§ **Directions for this task**
State how many lines of the entries hold the string "paid". Reply with the number alone.
>> BEGIN Data extract
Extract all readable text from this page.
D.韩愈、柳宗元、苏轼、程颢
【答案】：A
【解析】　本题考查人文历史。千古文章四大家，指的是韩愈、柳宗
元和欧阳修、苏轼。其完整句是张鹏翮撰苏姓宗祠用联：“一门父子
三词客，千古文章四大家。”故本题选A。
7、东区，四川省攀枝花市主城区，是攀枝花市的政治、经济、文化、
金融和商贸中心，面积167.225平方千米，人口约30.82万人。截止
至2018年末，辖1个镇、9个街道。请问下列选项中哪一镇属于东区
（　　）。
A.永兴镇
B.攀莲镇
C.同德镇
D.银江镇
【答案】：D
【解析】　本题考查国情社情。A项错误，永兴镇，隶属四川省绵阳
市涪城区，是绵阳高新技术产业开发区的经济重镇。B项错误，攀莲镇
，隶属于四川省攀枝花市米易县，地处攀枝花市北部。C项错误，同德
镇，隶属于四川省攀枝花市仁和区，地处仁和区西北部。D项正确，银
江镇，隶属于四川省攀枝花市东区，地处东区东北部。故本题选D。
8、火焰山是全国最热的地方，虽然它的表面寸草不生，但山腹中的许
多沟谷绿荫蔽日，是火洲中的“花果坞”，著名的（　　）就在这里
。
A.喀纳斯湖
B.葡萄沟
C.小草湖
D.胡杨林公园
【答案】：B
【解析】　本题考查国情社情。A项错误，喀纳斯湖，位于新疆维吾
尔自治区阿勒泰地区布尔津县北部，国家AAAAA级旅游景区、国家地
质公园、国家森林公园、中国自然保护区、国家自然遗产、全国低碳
>> END Data extract
>> BEGIN Data extract
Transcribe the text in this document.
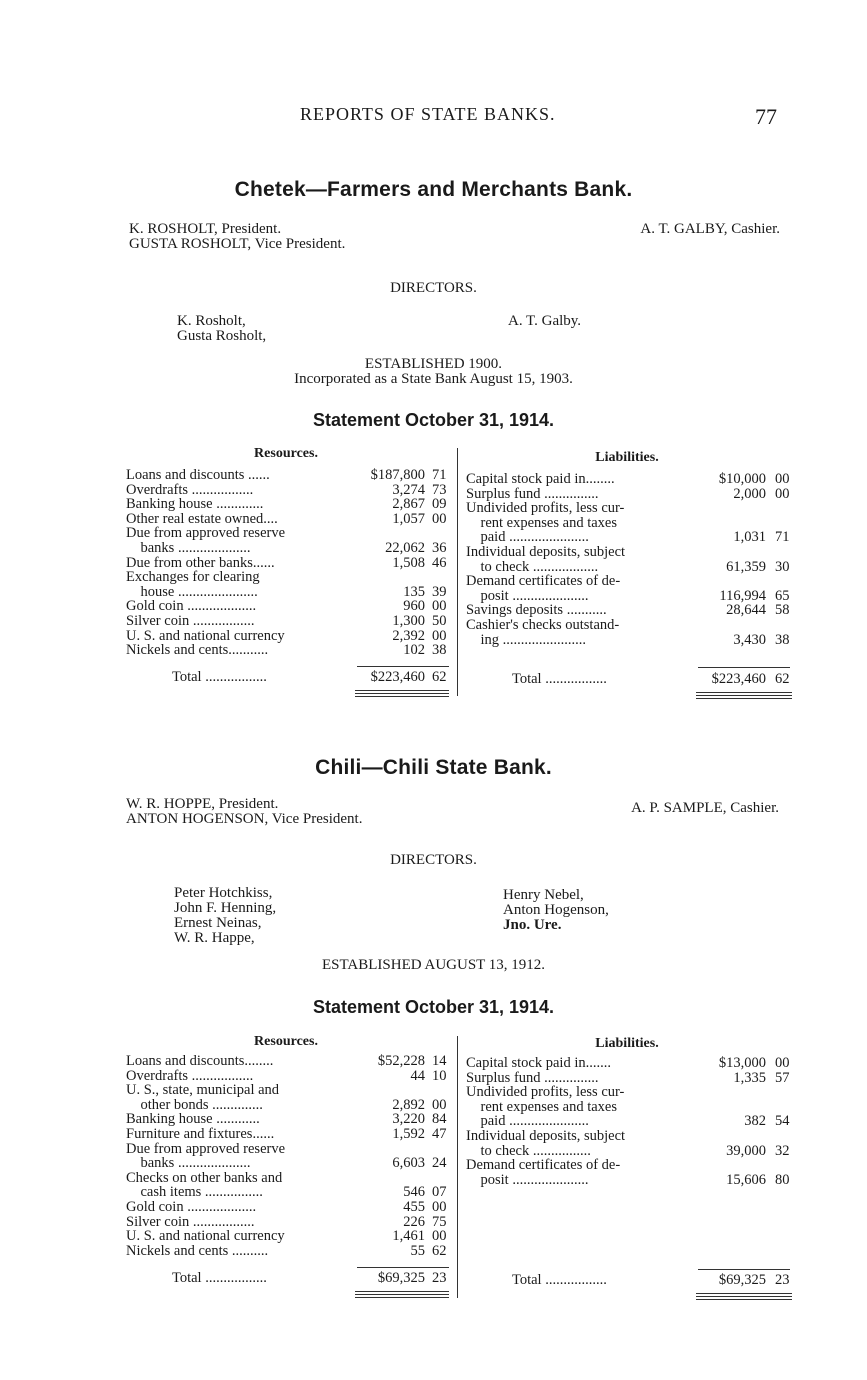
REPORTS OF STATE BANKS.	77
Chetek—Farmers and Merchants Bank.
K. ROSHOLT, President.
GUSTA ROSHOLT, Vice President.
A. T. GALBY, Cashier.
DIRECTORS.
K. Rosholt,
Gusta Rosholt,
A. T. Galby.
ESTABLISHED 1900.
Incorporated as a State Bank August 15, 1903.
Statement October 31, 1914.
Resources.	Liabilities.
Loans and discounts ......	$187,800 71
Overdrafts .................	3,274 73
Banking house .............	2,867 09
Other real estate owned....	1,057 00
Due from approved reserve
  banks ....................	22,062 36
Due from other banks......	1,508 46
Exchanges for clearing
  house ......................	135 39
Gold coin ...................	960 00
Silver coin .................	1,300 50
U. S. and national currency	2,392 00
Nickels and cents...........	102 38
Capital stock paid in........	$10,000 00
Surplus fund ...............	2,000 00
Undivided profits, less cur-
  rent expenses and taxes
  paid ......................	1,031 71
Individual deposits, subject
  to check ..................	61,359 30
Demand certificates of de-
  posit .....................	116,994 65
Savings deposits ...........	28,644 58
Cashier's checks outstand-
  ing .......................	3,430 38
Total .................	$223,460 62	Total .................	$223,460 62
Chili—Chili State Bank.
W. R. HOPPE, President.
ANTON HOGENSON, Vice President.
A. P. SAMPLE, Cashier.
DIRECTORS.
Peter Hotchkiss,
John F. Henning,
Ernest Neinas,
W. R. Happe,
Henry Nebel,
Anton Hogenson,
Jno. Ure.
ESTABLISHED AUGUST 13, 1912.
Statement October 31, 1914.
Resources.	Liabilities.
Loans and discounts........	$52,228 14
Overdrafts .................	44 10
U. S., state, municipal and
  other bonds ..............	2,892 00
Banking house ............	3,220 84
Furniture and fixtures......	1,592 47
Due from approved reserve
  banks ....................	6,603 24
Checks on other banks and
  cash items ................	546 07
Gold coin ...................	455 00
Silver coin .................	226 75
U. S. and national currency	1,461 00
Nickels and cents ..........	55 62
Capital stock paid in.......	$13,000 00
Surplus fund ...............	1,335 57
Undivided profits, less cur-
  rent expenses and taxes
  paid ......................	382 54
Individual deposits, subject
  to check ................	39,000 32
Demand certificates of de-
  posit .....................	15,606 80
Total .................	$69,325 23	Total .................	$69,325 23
>> END Data extract
>> BEGIN Data extract
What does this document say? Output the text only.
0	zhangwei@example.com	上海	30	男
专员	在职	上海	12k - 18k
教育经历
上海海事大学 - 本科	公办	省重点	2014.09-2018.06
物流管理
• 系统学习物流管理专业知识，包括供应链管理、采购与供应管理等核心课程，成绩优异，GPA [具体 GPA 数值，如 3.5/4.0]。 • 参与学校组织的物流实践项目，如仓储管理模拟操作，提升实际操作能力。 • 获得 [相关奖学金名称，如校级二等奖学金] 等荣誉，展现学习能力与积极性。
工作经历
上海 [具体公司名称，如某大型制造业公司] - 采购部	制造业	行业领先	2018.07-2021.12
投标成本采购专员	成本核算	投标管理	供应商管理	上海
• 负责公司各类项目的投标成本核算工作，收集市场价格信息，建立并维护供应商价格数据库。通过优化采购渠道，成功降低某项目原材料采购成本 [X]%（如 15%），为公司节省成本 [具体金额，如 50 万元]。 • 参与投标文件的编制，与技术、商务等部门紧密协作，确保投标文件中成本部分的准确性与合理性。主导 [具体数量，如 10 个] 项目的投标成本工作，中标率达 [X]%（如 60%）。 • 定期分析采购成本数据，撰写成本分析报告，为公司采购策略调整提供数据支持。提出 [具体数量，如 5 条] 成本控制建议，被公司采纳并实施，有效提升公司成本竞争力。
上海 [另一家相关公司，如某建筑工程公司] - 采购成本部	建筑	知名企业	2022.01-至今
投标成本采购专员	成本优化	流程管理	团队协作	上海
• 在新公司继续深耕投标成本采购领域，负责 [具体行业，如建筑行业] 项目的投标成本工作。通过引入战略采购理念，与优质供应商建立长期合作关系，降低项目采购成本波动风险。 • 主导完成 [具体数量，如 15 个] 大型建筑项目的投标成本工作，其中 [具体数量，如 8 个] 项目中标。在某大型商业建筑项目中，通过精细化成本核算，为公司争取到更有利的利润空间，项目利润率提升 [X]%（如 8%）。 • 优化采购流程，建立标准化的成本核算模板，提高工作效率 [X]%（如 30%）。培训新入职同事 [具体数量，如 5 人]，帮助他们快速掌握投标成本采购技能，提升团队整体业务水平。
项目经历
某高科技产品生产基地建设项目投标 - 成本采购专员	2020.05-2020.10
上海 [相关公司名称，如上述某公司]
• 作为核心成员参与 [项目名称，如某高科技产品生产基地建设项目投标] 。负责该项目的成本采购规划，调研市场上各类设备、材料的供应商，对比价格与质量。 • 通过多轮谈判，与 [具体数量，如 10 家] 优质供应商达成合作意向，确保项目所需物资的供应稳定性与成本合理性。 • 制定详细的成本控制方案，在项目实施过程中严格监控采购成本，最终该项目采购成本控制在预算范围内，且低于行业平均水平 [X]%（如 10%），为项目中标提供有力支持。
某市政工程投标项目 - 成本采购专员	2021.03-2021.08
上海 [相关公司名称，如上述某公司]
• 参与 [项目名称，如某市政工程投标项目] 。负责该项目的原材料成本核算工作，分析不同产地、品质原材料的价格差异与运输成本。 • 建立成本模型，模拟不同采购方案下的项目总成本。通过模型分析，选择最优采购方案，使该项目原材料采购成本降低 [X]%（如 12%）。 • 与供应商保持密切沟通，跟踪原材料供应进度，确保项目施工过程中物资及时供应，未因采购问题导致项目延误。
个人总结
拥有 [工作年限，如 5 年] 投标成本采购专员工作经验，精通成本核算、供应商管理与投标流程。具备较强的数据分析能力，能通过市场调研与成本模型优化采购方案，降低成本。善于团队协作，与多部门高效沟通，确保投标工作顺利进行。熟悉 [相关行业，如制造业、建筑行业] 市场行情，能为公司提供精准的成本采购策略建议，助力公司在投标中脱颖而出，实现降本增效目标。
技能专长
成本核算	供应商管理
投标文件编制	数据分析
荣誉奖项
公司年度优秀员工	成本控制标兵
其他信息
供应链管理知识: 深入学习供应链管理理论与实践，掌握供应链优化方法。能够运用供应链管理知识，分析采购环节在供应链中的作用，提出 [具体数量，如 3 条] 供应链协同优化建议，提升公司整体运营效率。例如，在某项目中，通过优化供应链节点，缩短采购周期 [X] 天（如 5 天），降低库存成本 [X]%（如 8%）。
>> END Data extract
§ **Worked solution**
4